* _Stated task_:
Copy each line below that includes "滕王阁序".

===== Data supplied =====

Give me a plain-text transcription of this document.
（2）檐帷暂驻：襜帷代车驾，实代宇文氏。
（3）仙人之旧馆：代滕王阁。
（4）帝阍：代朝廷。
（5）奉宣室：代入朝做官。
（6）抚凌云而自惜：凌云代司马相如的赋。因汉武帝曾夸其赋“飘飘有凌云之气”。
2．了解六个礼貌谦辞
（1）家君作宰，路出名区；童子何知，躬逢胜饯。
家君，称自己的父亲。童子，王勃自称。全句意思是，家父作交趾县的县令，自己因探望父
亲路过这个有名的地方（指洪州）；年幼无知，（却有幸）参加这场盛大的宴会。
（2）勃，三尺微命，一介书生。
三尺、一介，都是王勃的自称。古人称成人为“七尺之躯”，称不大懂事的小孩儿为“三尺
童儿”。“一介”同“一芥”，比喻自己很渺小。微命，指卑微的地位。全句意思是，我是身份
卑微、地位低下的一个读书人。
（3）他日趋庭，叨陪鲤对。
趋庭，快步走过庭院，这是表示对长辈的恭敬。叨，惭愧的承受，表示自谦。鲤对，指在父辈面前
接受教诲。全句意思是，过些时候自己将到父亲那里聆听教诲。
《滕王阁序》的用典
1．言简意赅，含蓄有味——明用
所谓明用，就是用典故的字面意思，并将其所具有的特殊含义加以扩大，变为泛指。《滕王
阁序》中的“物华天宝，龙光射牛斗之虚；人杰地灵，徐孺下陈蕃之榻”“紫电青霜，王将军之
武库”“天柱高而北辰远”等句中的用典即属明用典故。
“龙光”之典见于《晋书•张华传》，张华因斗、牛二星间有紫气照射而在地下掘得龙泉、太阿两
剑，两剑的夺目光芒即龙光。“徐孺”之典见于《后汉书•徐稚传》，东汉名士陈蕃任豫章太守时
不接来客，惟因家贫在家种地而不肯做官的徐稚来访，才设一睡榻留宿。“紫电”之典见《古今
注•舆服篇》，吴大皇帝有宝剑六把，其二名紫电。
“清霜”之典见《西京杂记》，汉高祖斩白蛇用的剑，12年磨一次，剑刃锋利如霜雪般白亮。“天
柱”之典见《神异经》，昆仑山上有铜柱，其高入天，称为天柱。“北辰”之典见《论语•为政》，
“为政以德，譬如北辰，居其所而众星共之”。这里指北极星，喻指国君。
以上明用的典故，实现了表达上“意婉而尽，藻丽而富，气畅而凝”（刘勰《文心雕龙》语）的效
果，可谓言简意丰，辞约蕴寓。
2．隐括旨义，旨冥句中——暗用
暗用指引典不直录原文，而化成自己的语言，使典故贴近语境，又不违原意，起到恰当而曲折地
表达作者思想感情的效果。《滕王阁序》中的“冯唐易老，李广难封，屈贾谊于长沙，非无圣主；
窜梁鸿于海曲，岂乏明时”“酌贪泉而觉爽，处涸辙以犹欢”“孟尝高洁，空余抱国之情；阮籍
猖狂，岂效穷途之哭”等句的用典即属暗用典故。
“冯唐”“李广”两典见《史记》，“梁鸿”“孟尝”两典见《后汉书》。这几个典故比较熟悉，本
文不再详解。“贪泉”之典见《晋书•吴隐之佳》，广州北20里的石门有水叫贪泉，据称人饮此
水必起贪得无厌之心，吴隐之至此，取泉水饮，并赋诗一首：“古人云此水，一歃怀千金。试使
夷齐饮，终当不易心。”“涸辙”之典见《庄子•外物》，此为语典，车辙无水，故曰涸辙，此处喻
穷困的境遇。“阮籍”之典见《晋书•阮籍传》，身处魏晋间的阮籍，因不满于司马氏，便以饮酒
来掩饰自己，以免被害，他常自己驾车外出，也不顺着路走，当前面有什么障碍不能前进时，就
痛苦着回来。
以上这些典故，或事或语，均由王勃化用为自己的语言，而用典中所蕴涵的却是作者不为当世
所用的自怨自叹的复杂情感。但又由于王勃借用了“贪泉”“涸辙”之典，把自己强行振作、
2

=====
===== Data supplied =====

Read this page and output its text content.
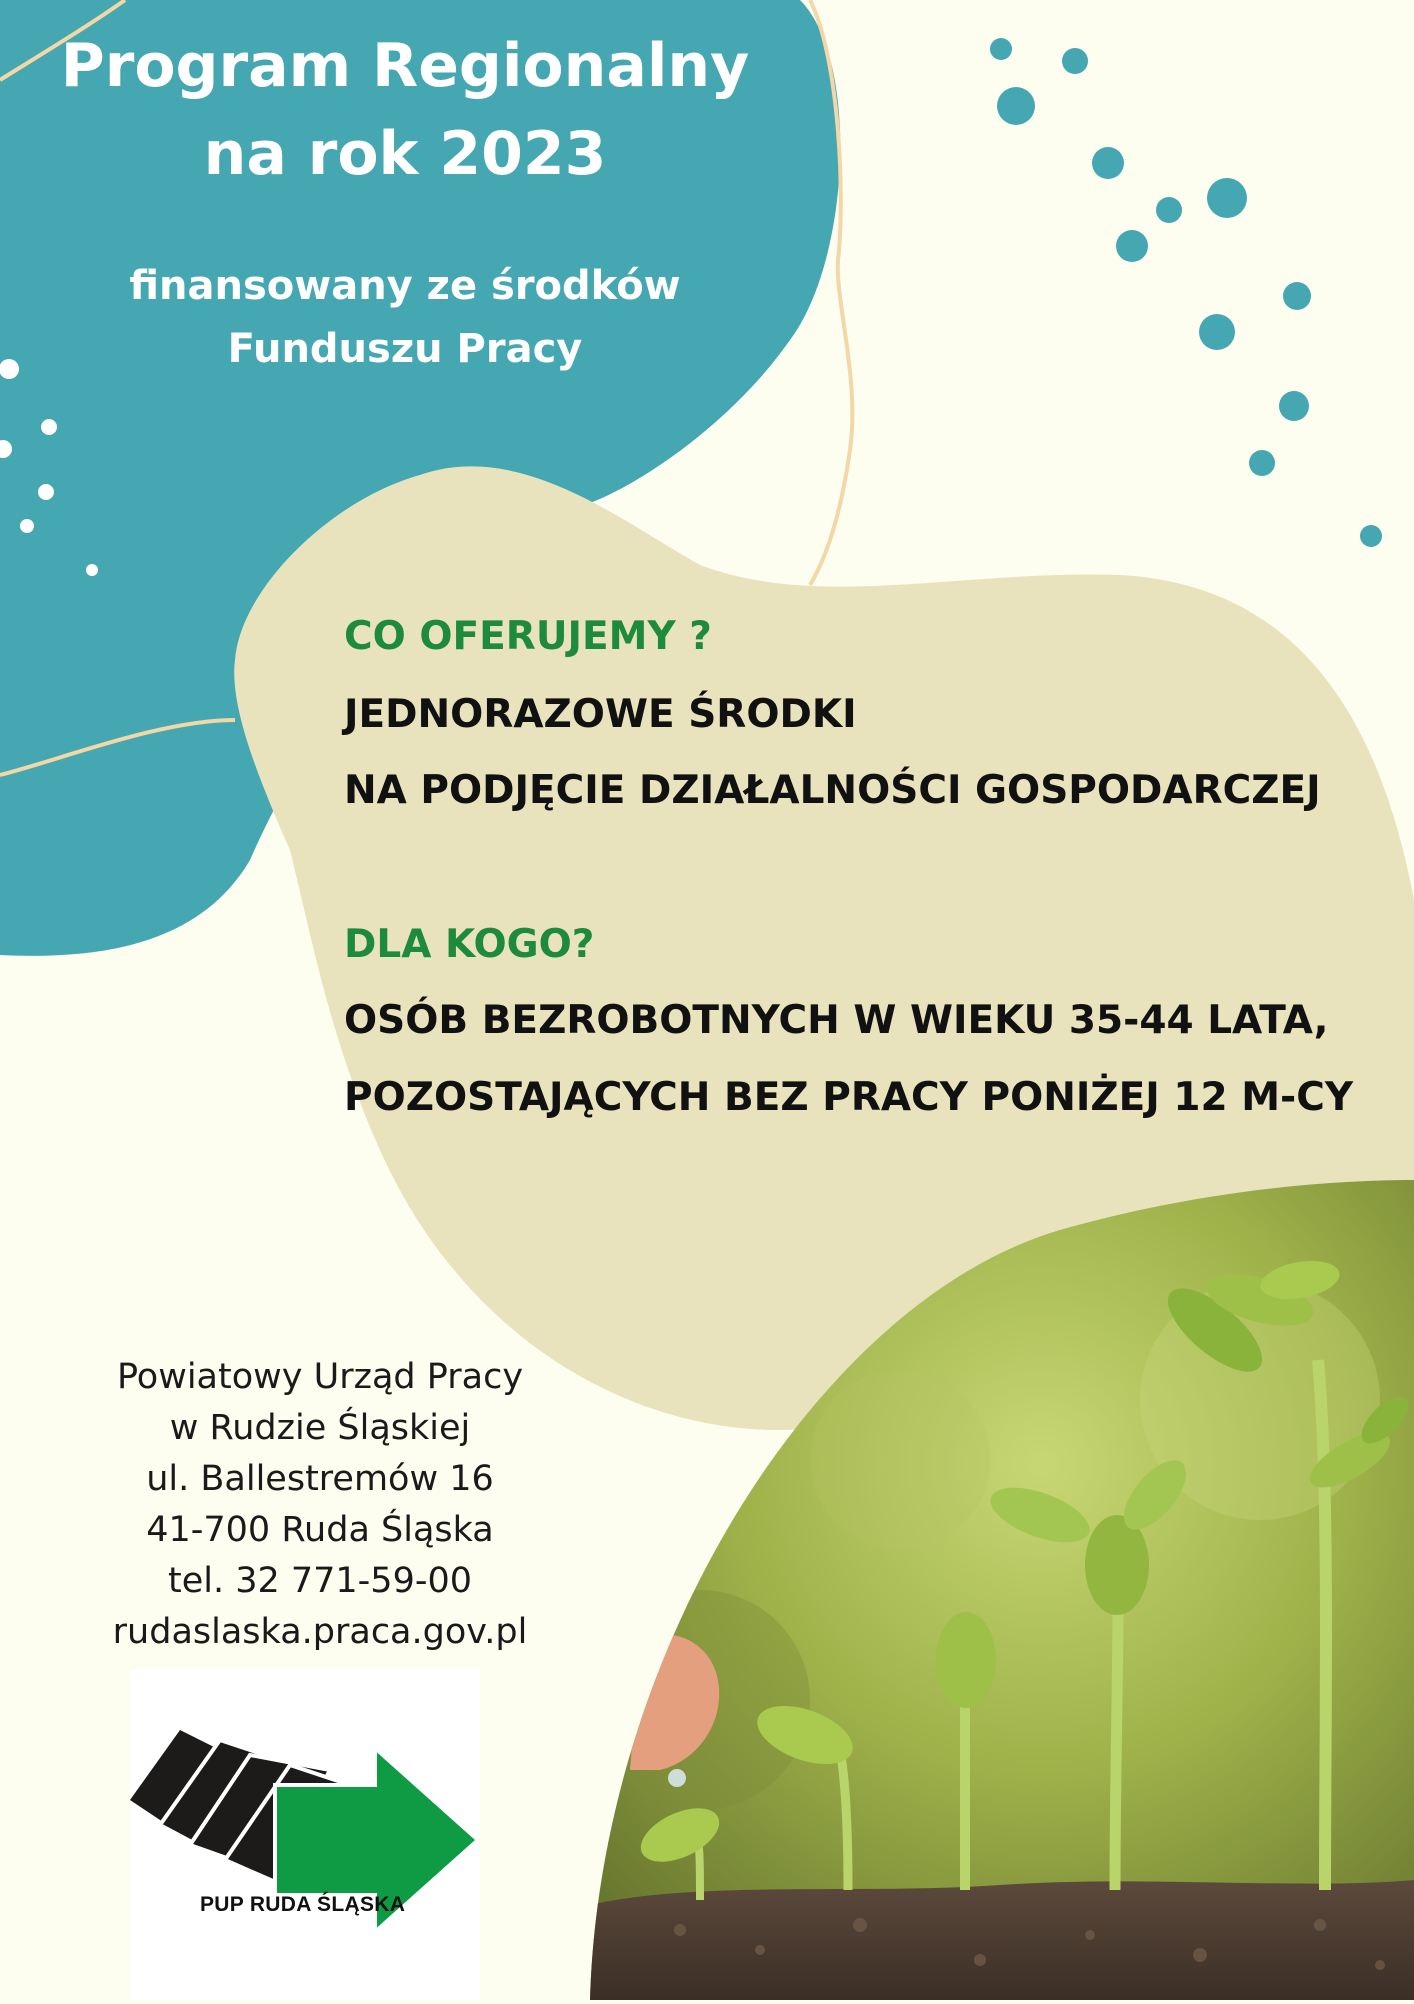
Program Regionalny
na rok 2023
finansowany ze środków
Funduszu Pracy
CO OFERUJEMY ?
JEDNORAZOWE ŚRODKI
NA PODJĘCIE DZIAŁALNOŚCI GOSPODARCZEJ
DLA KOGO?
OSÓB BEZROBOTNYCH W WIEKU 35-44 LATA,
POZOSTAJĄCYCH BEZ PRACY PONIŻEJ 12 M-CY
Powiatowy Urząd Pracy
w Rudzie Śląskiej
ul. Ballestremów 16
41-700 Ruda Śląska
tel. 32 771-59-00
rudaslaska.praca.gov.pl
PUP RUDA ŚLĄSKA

=====

* _Answer_:
《滕王阁序》的用典
表达作者思想感情的效果。《滕王阁序》中的“冯唐易老，李广难封，屈贾谊于长沙，非无圣主；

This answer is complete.